▶ Task goal: Transcribe the records below exactly.

Stored data entries:
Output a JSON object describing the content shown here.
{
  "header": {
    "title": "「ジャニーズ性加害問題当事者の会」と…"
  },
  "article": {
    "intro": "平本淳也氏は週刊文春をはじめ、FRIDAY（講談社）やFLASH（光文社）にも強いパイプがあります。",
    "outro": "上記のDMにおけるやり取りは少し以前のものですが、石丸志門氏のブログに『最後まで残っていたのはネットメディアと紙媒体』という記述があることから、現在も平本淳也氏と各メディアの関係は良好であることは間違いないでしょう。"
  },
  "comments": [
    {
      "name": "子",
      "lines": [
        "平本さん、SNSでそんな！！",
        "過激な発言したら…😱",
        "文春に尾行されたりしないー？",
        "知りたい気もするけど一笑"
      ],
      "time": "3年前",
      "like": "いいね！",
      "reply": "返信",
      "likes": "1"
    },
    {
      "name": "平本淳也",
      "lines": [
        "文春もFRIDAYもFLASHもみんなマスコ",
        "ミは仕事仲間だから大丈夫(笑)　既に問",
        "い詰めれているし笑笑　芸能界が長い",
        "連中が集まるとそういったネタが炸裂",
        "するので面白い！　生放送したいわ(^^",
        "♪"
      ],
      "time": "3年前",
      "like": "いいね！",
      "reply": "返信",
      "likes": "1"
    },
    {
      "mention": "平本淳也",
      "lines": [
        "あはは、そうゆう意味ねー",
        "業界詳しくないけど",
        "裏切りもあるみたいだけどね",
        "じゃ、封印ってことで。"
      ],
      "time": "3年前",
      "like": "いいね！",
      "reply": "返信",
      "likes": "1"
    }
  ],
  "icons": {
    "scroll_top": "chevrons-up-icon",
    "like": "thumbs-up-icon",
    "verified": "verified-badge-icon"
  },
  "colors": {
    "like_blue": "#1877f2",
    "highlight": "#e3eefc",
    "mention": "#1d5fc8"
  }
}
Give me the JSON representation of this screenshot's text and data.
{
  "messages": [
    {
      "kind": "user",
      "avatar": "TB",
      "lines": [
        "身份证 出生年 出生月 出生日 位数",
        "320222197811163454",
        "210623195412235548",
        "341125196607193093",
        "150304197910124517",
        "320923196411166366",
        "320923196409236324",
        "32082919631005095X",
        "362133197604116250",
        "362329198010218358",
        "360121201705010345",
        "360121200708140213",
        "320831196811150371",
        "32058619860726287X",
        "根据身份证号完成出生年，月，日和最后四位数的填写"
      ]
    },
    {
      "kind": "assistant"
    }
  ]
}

▶ Expected answer:
Output a JSON object describing the content shown here.
{
  "header": {
    "title": "「ジャニーズ性加害問題当事者の会」と…"
  },
  "article": {
    "intro": "平本淳也氏は週刊文春をはじめ、FRIDAY（講談社）やFLASH（光文社）にも強いパイプがあります。",
    "outro": "上記のDMにおけるやり取りは少し以前のものですが、石丸志門氏のブログに『最後まで残っていたのはネットメディアと紙媒体』という記述があることから、現在も平本淳也氏と各メディアの関係は良好であることは間違いないでしょう。"
  },
  "comments": [
    {
      "name": "子",
      "lines": [
        "平本さん、SNSでそんな！！",
        "過激な発言したら…😱",
        "文春に尾行されたりしないー？",
        "知りたい気もするけど一笑"
      ],
      "time": "3年前",
      "like": "いいね！",
      "reply": "返信",
      "likes": "1"
    },
    {
      "name": "平本淳也",
      "lines": [
        "文春もFRIDAYもFLASHもみんなマスコ",
        "ミは仕事仲間だから大丈夫(笑)　既に問",
        "い詰めれているし笑笑　芸能界が長い",
        "連中が集まるとそういったネタが炸裂",
        "するので面白い！　生放送したいわ(^^",
        "♪"
      ],
      "time": "3年前",
      "like": "いいね！",
      "reply": "返信",
      "likes": "1"
    },
    {
      "mention": "平本淳也",
      "lines": [
        "あはは、そうゆう意味ねー",
        "業界詳しくないけど",
        "裏切りもあるみたいだけどね",
        "じゃ、封印ってことで。"
      ],
      "time": "3年前",
      "like": "いいね！",
      "reply": "返信",
      "likes": "1"
    }
  ],
  "icons": {
    "scroll_top": "chevrons-up-icon",
    "like": "thumbs-up-icon",
    "verified": "verified-badge-icon"
  },
  "colors": {
    "like_blue": "#1877f2",
    "highlight": "#e3eefc",
    "mention": "#1d5fc8"
  }
}
Give me the JSON representation of this screenshot's text and data.
{
  "messages": [
    {
      "kind": "user",
      "avatar": "TB",
      "lines": [
        "身份证 出生年 出生月 出生日 位数",
        "320222197811163454",
        "210623195412235548",
        "341125196607193093",
        "150304197910124517",
        "320923196411166366",
        "320923196409236324",
        "32082919631005095X",
        "362133197604116250",
        "362329198010218358",
        "360121201705010345",
        "360121200708140213",
        "320831196811150371",
        "32058619860726287X",
        "根据身份证号完成出生年，月，日和最后四位数的填写"
      ]
    },
    {
      "kind": "assistant"
    }
  ]
}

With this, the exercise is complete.